▸ **To do**
Set down the data below without change, skipping the pictures it holds.

▸ **Record extracts**
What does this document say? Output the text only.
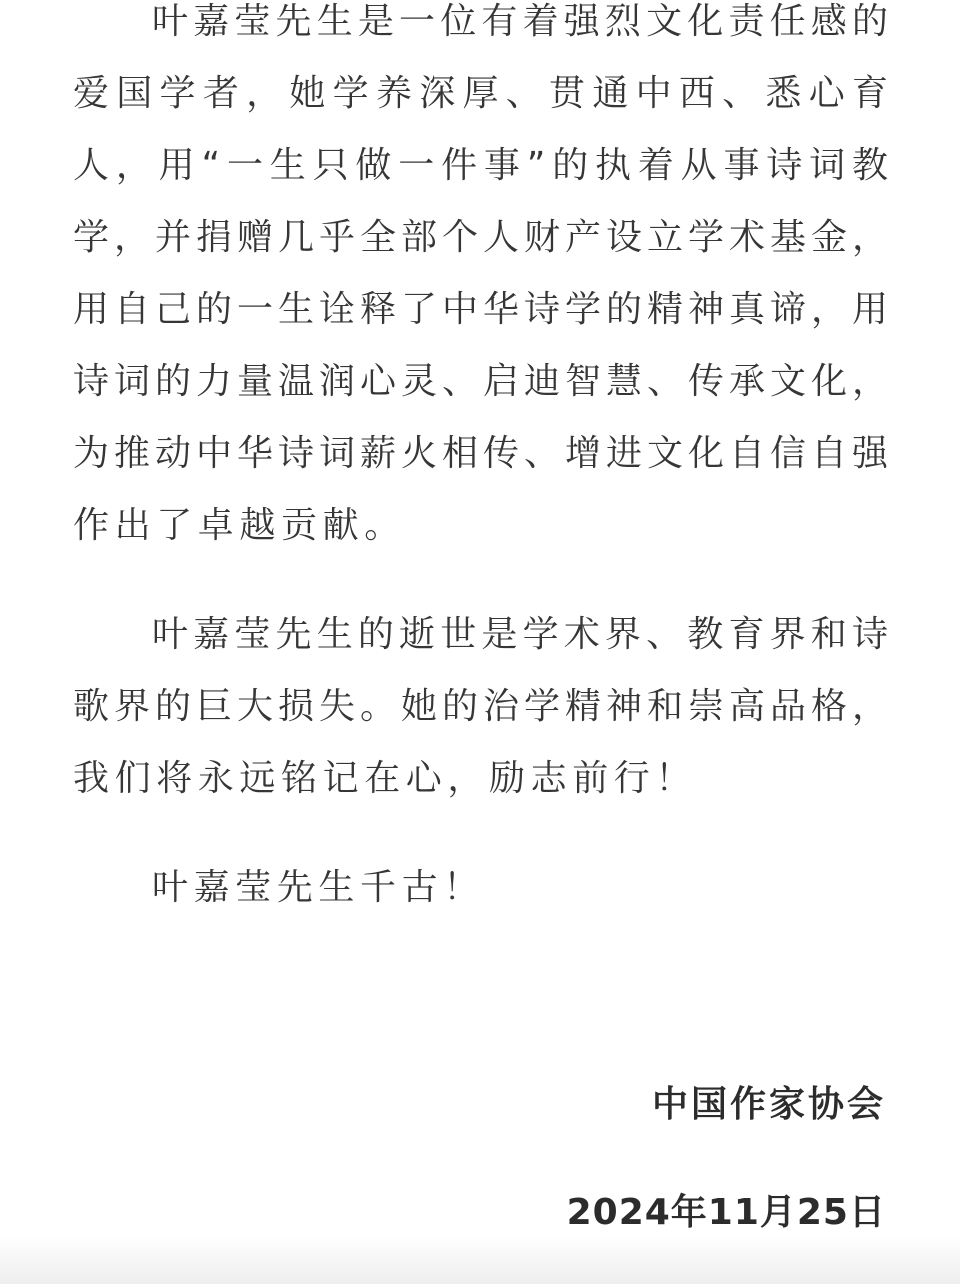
叶嘉莹先生是一位有着强烈文化责任感的
爱国学者，她学养深厚、贯通中西、悉心育
人，用“一生只做一件事”的执着从事诗词教
学，并捐赠几乎全部个人财产设立学术基金，
用自己的一生诠释了中华诗学的精神真谛，用
诗词的力量温润心灵、启迪智慧、传承文化，
为推动中华诗词薪火相传、增进文化自信自强
作出了卓越贡献。
叶嘉莹先生的逝世是学术界、教育界和诗
歌界的巨大损失。她的治学精神和崇高品格，
我们将永远铭记在心，励志前行！
叶嘉莹先生千古！
中国作家协会
2024年11月25日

▸ **Solution below**
What does this document say? Output the text only.
叶嘉莹先生是一位有着强烈文化责任感的
爱国学者，她学养深厚、贯通中西、悉心育
人，用“一生只做一件事”的执着从事诗词教
学，并捐赠几乎全部个人财产设立学术基金，
用自己的一生诠释了中华诗学的精神真谛，用
诗词的力量温润心灵、启迪智慧、传承文化，
为推动中华诗词薪火相传、增进文化自信自强
作出了卓越贡献。
叶嘉莹先生的逝世是学术界、教育界和诗
歌界的巨大损失。她的治学精神和崇高品格，
我们将永远铭记在心，励志前行！
叶嘉莹先生千古！
中国作家协会
2024年11月25日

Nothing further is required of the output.